Copy, from the entries below, each line where the word "five" can be found.

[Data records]
* * *
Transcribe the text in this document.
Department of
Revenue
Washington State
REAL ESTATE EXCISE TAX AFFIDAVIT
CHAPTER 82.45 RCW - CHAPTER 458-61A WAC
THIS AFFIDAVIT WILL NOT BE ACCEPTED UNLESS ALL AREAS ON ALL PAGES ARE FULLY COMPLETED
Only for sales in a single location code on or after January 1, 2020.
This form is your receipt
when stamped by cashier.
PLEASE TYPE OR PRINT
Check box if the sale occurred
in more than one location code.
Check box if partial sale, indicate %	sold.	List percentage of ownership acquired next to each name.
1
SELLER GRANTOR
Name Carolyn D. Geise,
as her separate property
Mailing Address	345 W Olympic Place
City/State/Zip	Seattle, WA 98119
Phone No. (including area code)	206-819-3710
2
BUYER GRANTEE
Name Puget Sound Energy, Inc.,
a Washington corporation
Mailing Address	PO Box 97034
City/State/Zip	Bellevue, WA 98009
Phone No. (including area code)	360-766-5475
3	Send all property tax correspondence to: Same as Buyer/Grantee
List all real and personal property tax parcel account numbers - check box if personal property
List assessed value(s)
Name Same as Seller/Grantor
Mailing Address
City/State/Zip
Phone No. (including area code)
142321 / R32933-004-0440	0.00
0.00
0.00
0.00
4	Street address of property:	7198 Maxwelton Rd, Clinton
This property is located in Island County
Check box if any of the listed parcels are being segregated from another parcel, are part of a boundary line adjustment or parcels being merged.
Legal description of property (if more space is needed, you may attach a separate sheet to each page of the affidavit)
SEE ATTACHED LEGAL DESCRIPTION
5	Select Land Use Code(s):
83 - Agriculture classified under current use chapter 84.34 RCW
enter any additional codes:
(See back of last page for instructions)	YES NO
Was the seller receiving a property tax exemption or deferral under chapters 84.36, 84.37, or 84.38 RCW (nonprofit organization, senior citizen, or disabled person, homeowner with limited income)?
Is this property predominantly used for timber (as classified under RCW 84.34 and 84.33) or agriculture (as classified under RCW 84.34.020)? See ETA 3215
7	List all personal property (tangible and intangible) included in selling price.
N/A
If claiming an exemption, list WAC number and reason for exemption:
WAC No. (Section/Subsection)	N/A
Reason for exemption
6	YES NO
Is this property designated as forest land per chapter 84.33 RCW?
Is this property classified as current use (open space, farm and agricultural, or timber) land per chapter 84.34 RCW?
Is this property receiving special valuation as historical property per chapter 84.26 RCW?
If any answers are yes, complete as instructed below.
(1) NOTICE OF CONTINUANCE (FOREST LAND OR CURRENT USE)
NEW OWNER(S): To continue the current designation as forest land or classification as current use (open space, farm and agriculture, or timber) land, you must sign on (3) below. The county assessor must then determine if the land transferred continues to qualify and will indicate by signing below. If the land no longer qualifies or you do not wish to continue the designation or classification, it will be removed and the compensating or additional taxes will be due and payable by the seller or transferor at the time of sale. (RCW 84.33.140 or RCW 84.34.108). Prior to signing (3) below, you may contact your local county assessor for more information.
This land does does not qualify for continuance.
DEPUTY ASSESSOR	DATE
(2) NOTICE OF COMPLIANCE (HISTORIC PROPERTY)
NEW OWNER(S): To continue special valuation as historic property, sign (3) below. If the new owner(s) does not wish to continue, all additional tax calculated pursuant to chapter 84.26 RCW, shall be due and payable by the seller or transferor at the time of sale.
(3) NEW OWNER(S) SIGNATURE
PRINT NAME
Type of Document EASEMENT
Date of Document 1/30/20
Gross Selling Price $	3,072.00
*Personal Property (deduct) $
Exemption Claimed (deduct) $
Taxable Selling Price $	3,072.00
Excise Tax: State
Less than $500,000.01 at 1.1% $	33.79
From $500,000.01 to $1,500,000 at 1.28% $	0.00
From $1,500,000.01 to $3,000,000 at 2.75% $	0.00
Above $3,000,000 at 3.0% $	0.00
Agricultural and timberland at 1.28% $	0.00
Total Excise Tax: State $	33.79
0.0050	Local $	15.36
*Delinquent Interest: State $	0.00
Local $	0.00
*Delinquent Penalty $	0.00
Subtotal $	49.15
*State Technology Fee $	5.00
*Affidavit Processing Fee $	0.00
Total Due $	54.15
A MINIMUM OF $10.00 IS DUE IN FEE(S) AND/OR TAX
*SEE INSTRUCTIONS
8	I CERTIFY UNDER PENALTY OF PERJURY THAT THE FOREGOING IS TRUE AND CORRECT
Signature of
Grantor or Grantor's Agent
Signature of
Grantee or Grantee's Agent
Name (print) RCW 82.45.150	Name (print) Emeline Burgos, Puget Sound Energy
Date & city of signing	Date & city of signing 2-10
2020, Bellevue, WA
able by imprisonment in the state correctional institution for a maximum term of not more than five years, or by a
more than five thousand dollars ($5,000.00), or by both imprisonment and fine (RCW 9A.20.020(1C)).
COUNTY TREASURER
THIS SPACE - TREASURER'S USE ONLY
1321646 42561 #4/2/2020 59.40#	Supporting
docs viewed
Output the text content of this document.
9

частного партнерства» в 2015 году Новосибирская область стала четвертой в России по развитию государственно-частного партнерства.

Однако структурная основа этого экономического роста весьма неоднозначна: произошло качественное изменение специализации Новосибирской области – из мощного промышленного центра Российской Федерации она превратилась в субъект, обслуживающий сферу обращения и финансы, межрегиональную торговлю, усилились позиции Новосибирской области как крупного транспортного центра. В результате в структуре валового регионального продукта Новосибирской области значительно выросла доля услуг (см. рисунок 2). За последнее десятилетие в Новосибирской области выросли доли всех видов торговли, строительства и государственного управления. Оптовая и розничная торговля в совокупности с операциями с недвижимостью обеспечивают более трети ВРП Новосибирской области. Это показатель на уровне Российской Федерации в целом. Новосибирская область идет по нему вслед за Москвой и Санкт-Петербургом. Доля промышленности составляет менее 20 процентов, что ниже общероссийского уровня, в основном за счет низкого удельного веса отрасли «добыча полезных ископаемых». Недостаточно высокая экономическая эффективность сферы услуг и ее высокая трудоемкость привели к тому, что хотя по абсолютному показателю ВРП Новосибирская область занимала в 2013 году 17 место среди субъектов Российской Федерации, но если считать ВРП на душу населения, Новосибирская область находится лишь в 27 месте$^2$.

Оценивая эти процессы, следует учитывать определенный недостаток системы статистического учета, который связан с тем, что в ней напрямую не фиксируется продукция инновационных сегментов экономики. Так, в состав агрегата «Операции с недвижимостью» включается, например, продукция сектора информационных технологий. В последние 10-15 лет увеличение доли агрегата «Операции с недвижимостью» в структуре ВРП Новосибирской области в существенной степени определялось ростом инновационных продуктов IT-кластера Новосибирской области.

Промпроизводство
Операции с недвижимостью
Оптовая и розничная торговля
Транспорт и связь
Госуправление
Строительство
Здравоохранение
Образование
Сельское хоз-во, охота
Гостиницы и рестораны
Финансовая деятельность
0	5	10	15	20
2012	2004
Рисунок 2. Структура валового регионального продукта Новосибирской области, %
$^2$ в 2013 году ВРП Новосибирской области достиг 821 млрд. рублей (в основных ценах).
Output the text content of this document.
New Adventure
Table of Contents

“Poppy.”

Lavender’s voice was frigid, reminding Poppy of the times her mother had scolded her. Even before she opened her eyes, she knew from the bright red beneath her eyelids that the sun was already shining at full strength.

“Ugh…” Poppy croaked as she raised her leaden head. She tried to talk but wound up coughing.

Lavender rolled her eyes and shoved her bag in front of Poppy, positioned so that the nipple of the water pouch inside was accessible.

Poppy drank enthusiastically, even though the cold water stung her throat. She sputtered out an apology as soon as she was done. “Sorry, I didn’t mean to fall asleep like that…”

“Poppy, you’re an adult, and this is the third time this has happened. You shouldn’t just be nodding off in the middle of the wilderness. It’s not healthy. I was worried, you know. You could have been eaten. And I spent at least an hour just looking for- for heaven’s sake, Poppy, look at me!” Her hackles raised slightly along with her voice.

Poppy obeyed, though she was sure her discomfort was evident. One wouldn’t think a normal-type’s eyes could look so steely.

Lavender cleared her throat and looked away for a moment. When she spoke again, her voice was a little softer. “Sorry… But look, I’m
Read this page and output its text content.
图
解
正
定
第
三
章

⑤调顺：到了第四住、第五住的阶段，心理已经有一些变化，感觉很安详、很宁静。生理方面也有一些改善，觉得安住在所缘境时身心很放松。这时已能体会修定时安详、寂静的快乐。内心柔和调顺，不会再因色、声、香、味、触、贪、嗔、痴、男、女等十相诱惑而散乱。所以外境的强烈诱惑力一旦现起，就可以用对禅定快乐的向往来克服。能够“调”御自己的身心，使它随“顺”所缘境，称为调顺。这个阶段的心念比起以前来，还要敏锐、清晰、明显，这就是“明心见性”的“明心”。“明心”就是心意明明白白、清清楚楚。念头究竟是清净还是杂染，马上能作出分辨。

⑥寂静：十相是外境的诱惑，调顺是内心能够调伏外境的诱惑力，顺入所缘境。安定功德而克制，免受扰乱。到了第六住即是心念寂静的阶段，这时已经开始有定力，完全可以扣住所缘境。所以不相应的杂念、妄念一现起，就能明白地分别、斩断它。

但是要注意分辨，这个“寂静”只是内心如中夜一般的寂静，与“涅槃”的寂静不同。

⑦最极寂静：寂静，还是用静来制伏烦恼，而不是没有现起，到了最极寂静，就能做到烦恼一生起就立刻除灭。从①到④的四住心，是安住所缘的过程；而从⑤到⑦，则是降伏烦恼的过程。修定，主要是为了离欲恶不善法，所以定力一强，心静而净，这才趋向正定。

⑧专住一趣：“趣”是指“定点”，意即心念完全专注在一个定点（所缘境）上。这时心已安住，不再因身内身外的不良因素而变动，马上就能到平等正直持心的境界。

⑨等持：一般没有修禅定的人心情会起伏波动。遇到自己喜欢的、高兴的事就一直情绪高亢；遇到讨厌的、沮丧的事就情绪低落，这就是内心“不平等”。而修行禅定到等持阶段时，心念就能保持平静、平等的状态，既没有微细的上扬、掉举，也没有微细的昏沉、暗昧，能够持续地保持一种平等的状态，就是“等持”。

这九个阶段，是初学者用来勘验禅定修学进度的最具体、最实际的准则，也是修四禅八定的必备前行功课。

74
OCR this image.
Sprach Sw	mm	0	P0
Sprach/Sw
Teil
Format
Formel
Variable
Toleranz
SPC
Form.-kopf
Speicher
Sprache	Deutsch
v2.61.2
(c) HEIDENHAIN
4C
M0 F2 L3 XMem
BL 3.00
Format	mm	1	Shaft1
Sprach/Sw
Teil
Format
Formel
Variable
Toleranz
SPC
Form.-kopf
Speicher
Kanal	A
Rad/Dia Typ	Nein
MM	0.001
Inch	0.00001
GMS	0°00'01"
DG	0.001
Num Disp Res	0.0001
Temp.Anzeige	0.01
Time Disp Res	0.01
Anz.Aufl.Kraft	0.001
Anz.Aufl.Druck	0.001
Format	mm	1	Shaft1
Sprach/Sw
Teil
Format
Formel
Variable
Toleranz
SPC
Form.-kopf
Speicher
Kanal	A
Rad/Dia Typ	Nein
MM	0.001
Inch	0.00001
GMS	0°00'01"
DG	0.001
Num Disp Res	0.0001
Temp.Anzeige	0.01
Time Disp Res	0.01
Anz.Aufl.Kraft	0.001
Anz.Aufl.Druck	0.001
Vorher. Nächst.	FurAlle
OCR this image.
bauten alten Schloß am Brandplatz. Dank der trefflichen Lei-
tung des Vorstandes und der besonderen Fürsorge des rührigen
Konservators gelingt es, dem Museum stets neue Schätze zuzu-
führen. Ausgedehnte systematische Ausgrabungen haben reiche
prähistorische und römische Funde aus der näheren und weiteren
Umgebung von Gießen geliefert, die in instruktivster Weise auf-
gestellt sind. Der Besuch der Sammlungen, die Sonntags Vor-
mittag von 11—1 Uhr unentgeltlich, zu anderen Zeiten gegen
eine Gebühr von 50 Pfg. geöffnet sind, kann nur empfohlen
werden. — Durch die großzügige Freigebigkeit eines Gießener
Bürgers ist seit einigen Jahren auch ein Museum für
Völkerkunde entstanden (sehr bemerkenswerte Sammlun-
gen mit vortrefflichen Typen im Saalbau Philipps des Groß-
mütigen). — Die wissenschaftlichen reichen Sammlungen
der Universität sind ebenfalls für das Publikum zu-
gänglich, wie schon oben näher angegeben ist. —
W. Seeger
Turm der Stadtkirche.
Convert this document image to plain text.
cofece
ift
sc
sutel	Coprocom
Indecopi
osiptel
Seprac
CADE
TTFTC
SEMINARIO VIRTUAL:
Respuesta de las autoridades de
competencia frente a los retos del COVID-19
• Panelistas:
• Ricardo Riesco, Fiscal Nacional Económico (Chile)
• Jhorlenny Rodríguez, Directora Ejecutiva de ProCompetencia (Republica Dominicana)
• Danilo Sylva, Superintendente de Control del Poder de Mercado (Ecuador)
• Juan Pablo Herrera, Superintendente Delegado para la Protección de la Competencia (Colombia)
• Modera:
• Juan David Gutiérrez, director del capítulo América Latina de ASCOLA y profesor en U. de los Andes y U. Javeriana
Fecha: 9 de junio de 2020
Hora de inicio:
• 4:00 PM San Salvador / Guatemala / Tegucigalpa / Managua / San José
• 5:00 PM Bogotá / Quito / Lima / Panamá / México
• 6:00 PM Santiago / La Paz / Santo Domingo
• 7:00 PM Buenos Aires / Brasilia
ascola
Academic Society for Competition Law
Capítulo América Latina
* * *
• TASK SOLUTION
able by imprisonment in the state correctional institution for a maximum term of not more than five years, or by a
more than five thousand dollars ($5,000.00), or by both imprisonment and fine (RCW 9A.20.020(1C)).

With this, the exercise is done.